> **What is being asked**: Write the data out again exactly, dropping any images it holds.

> **Data for processing**:
──────

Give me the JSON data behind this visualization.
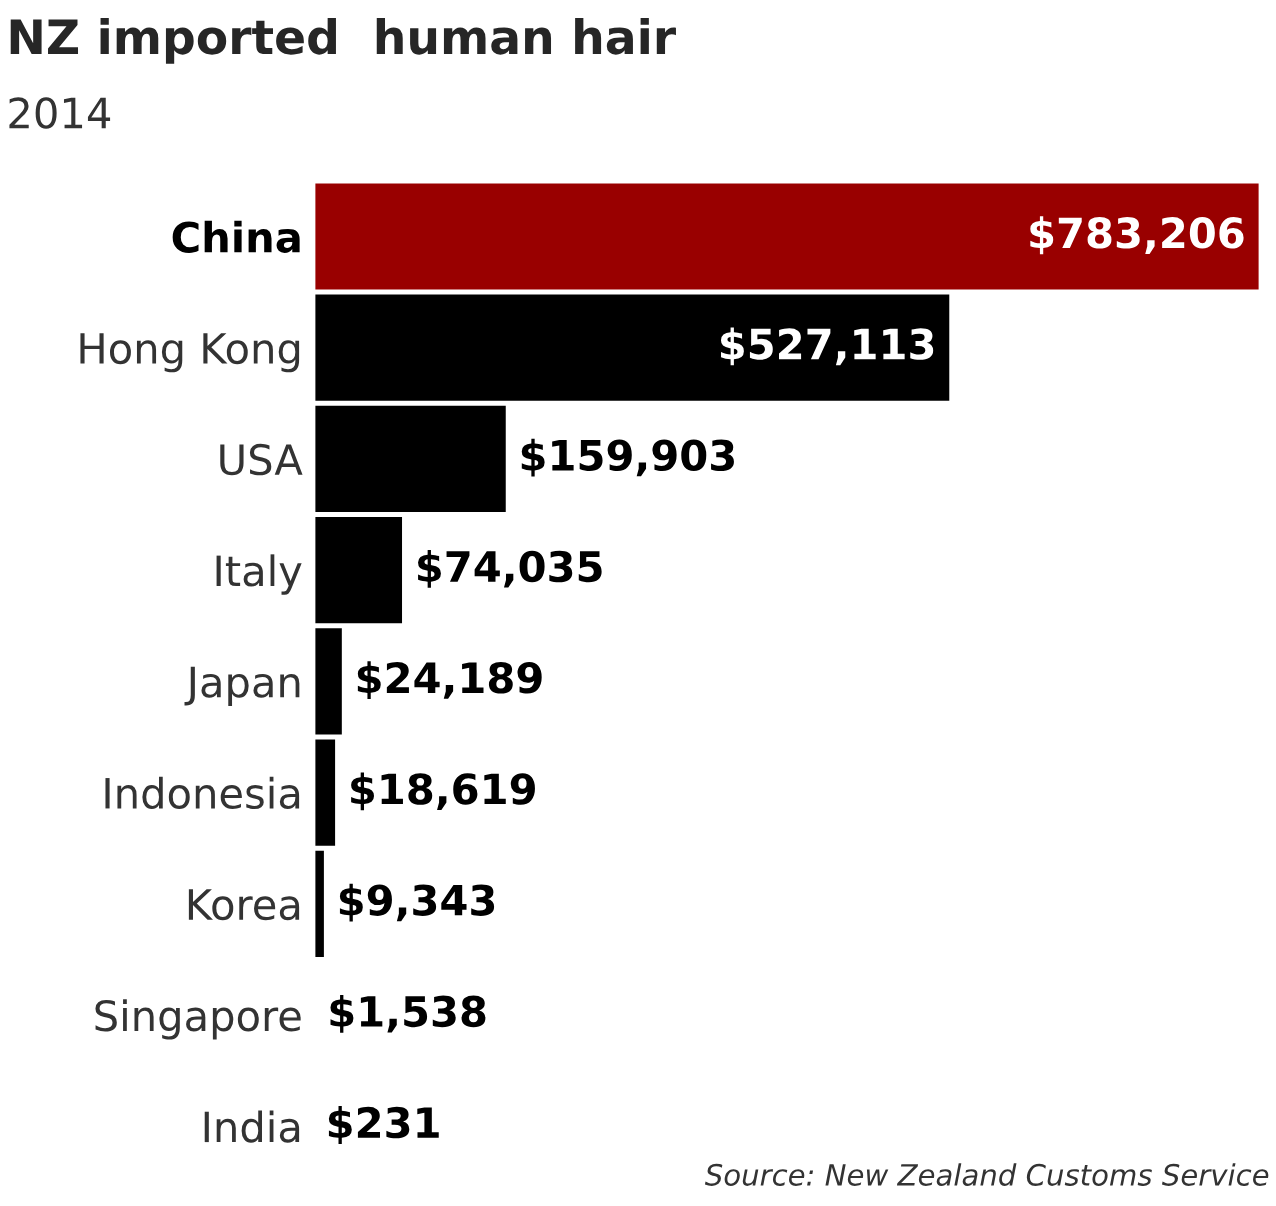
{
  "chart_data": {
    "type": "bar",
    "orientation": "horizontal",
    "title": "NZ imported  human hair",
    "subtitle": "2014",
    "categories": [
      "China",
      "Hong Kong",
      "USA",
      "Italy",
      "Japan",
      "Indonesia",
      "Korea",
      "Singapore",
      "India"
    ],
    "values": [
      783206,
      527113,
      159903,
      74035,
      24189,
      18619,
      9343,
      1538,
      231
    ],
    "value_labels": [
      "$783,206",
      "$527,113",
      "$159,903",
      "$74,035",
      "$24,189",
      "$18,619",
      "$9,343",
      "$1,538",
      "$231"
    ],
    "colors": [
      "#990000",
      "#000000",
      "#000000",
      "#000000",
      "#000000",
      "#000000",
      "#000000",
      "#000000",
      "#000000"
    ],
    "annotations": [
      "Source: New Zealand Customs Service"
    ]
  }
}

──────

> **Answer for this exercise**:
Give me the JSON data behind this visualization.
{
  "chart_data": {
    "type": "bar",
    "orientation": "horizontal",
    "title": "NZ imported  human hair",
    "subtitle": "2014",
    "categories": [
      "China",
      "Hong Kong",
      "USA",
      "Italy",
      "Japan",
      "Indonesia",
      "Korea",
      "Singapore",
      "India"
    ],
    "values": [
      783206,
      527113,
      159903,
      74035,
      24189,
      18619,
      9343,
      1538,
      231
    ],
    "value_labels": [
      "$783,206",
      "$527,113",
      "$159,903",
      "$74,035",
      "$24,189",
      "$18,619",
      "$9,343",
      "$1,538",
      "$231"
    ],
    "colors": [
      "#990000",
      "#000000",
      "#000000",
      "#000000",
      "#000000",
      "#000000",
      "#000000",
      "#000000",
      "#000000"
    ],
    "annotations": [
      "Source: New Zealand Customs Service"
    ]
  }
}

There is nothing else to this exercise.